Work instructions
Return the number of lines in which the word "Location" appears; add nothing else.

▶

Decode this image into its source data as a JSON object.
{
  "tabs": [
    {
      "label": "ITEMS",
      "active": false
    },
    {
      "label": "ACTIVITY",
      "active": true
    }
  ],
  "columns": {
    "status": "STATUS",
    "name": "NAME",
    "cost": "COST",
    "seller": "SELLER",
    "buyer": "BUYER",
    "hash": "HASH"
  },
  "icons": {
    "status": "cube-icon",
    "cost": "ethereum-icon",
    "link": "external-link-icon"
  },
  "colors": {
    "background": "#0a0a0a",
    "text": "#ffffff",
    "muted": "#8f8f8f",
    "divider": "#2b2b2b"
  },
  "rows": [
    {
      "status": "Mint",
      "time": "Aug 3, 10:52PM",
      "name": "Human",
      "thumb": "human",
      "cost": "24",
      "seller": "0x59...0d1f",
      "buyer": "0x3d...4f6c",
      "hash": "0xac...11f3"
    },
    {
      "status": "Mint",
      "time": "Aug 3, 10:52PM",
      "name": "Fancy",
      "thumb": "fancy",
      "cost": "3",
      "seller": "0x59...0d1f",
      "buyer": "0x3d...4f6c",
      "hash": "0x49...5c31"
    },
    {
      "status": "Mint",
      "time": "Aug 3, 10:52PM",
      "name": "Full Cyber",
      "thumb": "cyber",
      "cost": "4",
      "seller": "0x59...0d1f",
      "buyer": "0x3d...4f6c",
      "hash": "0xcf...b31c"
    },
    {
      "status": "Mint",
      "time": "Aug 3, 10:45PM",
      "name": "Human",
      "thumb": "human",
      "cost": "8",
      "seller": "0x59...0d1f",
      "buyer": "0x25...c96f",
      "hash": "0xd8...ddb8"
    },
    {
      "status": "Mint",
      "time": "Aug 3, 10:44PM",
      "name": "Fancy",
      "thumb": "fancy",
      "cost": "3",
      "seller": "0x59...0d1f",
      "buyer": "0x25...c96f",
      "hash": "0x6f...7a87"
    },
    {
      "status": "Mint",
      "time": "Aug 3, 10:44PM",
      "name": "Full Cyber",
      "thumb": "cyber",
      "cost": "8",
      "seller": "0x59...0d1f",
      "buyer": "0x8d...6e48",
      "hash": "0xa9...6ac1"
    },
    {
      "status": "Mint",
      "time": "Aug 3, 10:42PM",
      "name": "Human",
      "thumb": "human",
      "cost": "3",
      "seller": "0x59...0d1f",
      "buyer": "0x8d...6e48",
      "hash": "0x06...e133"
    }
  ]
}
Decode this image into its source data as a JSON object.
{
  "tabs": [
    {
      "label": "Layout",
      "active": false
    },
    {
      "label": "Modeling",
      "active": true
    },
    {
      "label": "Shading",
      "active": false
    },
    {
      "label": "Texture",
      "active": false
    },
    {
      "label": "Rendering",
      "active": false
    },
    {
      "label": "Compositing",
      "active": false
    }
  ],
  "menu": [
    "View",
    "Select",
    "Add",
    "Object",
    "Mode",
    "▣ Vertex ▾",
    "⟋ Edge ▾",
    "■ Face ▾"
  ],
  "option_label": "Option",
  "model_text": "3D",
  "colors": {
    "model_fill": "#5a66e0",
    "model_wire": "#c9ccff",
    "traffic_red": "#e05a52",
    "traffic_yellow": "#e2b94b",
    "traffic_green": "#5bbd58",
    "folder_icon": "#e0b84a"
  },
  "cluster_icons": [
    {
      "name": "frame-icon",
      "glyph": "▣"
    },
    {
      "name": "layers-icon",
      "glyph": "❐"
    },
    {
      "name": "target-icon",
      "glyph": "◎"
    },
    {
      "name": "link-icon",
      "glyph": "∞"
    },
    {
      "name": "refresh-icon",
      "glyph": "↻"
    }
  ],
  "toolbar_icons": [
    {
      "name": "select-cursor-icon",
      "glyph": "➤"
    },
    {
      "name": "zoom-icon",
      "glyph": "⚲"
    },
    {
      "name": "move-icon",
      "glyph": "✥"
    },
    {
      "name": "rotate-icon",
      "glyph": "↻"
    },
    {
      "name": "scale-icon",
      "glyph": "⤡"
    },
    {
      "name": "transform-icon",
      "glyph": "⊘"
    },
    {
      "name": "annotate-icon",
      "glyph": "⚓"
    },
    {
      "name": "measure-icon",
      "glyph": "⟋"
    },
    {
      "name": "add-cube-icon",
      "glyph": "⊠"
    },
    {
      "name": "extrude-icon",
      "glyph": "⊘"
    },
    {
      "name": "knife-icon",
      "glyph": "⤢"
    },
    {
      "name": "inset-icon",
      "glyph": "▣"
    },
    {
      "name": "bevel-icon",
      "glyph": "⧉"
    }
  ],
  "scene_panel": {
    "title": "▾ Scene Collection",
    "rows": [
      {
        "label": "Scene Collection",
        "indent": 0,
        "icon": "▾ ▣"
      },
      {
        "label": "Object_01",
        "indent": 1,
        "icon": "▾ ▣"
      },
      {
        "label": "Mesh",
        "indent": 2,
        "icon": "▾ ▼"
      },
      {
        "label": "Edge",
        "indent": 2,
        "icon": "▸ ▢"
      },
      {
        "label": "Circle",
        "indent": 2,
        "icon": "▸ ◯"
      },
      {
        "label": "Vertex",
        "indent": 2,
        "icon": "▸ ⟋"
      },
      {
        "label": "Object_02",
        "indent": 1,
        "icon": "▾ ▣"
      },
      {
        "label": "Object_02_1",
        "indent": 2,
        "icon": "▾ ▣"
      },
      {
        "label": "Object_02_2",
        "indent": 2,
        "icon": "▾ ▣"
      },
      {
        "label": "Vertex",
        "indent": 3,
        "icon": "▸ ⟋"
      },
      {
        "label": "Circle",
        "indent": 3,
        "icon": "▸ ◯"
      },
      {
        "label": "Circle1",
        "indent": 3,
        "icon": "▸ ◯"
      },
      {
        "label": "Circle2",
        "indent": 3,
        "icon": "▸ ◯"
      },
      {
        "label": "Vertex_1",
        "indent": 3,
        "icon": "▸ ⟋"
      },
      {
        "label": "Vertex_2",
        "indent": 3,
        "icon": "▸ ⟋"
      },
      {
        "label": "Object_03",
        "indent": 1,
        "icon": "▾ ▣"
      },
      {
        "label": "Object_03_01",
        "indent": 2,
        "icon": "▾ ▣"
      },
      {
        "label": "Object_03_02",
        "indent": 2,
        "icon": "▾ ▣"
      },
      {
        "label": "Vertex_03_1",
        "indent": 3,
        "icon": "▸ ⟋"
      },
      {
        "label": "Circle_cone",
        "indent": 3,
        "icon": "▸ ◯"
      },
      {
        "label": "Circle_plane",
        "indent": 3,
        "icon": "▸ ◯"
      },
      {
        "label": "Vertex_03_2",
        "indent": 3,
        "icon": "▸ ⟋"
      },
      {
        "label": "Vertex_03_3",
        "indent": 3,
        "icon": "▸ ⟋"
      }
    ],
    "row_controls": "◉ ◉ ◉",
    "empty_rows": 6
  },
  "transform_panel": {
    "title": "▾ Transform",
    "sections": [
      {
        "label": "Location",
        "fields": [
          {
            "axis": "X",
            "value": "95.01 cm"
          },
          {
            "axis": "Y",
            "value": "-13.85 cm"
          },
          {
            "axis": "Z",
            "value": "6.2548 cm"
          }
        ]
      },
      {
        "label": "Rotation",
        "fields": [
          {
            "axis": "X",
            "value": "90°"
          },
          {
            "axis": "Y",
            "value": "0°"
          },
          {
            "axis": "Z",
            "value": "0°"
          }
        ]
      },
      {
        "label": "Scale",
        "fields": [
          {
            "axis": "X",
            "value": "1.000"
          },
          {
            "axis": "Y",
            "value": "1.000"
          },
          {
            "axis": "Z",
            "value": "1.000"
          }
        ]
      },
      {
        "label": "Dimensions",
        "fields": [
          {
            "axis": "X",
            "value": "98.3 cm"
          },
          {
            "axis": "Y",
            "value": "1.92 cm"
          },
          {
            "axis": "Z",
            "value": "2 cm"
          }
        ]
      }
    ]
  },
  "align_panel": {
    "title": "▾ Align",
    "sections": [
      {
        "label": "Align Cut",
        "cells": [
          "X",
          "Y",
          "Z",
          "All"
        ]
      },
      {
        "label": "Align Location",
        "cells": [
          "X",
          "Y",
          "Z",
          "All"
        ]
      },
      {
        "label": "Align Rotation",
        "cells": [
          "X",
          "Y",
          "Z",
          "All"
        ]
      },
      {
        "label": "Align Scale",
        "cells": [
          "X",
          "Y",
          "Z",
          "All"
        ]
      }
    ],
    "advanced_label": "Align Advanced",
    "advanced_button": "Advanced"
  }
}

◀

Task result
2